__Written instruction a__.
Reproduce word for word the part of the aphorisms starting at "It is failings" and ending at "through its manifestations.".

__Passage to read__.

:::::

Passion is enhanced and tempered by avowal. In nothing, perhaps, is the middle course more desirable than in confidence and reticence toward those we love.

To sit in judgment on the departed is never likely to be equitable. We all suffer from life; who, except God, can call us to account? Let not their faults and sufferings, but what they have accomplished and done, occupy the survivors.

It is failings that show human nature, and merits that distinguish the individual; faults and misfortunes we all have in common; virtues belong to each one separately.

It would not be worth while to see seventy years if all the wisdom of this world were foolishness with God. The true is Godlike; we do not see it itself; we must guess at it through its manifestations.

The real scholar learns how to evolve the unknown from the known, and draws near the master.

In the smithy the iron is softened by blowing up the fire, and taking the dross from the bar. As soon as it is purified, it is beaten and pressed, and becomes firm again by the addition of fresh water. The same thing happens to a man at the hands of his teacher.

:::::

__Written instruction b__.
Duplicate the entries verbatim, starting at the first line and ending at the line that contains "post-header: N netflixfr", with both lines included.

:::::

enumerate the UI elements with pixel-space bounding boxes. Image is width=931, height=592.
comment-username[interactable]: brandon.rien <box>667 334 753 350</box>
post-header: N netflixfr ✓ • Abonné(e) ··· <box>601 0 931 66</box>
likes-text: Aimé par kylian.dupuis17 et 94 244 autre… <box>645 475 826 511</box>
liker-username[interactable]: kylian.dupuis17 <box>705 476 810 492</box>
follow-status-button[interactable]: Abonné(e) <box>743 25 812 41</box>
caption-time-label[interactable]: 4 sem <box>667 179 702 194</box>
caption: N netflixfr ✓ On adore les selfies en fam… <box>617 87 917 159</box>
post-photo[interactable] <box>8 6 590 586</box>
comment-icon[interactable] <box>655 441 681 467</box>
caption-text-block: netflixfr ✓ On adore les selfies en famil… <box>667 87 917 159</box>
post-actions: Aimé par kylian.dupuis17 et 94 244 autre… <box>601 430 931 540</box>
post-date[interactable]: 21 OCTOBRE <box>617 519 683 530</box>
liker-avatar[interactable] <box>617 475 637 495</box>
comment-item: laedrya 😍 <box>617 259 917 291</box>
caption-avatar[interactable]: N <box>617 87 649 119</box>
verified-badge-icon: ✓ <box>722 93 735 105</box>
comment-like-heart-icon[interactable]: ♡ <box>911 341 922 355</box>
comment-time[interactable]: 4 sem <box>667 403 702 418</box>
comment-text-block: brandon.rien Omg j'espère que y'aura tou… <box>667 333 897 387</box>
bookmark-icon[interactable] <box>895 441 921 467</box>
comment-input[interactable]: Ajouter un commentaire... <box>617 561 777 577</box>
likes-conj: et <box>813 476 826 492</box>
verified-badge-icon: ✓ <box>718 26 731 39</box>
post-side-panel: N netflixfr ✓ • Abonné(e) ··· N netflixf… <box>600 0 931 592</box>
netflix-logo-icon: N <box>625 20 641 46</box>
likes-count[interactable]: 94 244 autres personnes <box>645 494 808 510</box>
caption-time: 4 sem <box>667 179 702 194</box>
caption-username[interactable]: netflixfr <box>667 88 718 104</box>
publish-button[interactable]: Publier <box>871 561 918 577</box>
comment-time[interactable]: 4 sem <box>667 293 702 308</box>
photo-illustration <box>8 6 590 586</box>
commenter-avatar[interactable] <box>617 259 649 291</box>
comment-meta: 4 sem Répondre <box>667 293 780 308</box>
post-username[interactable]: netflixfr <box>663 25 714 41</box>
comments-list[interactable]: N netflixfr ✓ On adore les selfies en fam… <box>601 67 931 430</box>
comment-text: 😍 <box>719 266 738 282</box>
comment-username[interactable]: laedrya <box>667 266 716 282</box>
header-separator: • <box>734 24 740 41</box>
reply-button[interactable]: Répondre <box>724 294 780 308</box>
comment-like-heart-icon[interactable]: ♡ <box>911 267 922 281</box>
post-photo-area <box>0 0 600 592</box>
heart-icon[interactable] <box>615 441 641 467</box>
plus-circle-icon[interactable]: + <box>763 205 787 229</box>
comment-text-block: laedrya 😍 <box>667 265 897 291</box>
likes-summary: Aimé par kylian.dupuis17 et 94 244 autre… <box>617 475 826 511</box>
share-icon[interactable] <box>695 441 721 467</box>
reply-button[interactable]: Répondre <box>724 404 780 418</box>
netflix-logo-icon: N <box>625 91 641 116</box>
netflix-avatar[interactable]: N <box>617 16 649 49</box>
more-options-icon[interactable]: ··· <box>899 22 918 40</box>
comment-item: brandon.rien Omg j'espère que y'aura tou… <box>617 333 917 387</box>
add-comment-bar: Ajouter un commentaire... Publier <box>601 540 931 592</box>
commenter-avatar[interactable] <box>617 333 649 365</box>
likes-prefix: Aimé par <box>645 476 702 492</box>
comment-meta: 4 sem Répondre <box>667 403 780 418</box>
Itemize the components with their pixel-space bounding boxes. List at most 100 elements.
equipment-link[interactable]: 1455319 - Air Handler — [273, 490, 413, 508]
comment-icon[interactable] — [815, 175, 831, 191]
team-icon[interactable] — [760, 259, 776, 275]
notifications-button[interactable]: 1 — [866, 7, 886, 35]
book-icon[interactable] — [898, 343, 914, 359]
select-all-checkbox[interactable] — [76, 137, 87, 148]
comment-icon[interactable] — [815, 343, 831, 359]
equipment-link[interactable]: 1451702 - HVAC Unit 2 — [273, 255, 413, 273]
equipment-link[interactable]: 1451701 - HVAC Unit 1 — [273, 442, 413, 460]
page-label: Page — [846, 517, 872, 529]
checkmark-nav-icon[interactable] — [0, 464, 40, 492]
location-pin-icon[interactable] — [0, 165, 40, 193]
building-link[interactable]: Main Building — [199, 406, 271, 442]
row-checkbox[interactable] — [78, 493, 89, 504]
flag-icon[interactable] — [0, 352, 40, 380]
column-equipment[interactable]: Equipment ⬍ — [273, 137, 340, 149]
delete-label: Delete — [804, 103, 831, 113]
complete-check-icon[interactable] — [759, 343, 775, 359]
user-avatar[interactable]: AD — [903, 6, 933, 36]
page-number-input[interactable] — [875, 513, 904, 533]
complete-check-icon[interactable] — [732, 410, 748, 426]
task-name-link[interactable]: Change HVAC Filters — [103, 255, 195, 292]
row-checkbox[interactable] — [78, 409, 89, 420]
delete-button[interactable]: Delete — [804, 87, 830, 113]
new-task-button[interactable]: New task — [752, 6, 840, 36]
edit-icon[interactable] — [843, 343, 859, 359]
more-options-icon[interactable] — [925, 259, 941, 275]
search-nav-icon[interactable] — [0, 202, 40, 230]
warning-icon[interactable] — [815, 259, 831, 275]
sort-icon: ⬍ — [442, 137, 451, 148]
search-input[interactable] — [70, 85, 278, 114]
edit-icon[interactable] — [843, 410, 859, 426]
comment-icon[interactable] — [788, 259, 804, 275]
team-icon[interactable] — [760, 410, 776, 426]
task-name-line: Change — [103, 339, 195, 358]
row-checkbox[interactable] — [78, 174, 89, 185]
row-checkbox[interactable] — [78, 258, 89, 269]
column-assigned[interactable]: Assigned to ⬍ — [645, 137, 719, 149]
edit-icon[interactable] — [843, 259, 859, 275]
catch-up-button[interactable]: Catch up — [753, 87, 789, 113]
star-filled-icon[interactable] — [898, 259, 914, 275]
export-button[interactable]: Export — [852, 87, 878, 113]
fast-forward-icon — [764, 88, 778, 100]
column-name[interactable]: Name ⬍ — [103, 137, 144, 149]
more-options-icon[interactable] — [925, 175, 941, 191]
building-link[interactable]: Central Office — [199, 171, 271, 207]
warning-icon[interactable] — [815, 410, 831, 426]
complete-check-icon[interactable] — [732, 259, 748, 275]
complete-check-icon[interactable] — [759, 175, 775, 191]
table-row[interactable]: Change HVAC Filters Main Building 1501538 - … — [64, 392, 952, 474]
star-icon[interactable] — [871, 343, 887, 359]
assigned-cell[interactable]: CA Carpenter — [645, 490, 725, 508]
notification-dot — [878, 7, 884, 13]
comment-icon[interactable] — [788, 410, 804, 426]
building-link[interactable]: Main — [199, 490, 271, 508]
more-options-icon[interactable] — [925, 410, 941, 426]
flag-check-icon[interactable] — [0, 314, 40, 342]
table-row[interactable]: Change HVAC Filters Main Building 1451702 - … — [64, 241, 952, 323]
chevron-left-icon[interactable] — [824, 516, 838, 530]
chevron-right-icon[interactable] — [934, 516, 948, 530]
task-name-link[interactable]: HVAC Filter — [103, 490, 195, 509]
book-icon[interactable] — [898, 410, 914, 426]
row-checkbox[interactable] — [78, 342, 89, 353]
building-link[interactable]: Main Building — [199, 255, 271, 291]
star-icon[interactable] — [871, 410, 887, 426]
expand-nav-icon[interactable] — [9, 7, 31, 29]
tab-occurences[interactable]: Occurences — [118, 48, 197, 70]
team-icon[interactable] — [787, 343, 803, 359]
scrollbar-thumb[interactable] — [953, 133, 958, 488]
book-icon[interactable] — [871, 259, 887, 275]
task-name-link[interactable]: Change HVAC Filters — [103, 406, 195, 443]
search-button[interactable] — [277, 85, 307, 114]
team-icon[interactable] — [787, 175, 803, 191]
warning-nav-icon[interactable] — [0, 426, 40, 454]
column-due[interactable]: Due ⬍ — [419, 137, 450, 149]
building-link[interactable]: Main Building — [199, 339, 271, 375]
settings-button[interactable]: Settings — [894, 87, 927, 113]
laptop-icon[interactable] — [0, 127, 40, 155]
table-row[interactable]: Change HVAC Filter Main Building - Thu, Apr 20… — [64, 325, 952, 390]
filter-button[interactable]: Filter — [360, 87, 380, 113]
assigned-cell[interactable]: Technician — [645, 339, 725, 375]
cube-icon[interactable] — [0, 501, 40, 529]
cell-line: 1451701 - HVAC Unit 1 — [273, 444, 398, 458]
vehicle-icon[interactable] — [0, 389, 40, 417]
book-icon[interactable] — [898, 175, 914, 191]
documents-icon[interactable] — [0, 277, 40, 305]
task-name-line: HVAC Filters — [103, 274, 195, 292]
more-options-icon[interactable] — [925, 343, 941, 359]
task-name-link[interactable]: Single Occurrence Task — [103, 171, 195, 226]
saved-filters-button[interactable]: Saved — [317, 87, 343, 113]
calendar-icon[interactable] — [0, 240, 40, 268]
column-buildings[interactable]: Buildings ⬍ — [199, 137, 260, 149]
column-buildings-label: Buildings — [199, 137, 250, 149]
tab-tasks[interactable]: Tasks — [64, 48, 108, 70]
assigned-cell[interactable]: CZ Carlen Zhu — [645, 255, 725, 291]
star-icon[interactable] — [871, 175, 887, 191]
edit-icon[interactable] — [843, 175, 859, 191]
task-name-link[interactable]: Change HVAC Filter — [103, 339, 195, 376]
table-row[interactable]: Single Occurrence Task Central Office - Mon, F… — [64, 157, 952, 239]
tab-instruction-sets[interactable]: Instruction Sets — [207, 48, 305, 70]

:::::

__Task response a__.
It is failings that show human nature, and merits that distinguish the individual; faults and misfortunes we all have in common; virtues belong to each one separately.

It would not be worth while to see seventy years if all the wisdom of this world were foolishness with God. The true is Godlike; we do not see it itself; we must guess at it through its manifestations.

__Task response b__.
enumerate the UI elements with pixel-space bounding boxes. Image is width=931, height=592.
comment-username[interactable]: brandon.rien <box>667 334 753 350</box>
post-header: N netflixfr ✓ • Abonné(e) ··· <box>601 0 931 66</box>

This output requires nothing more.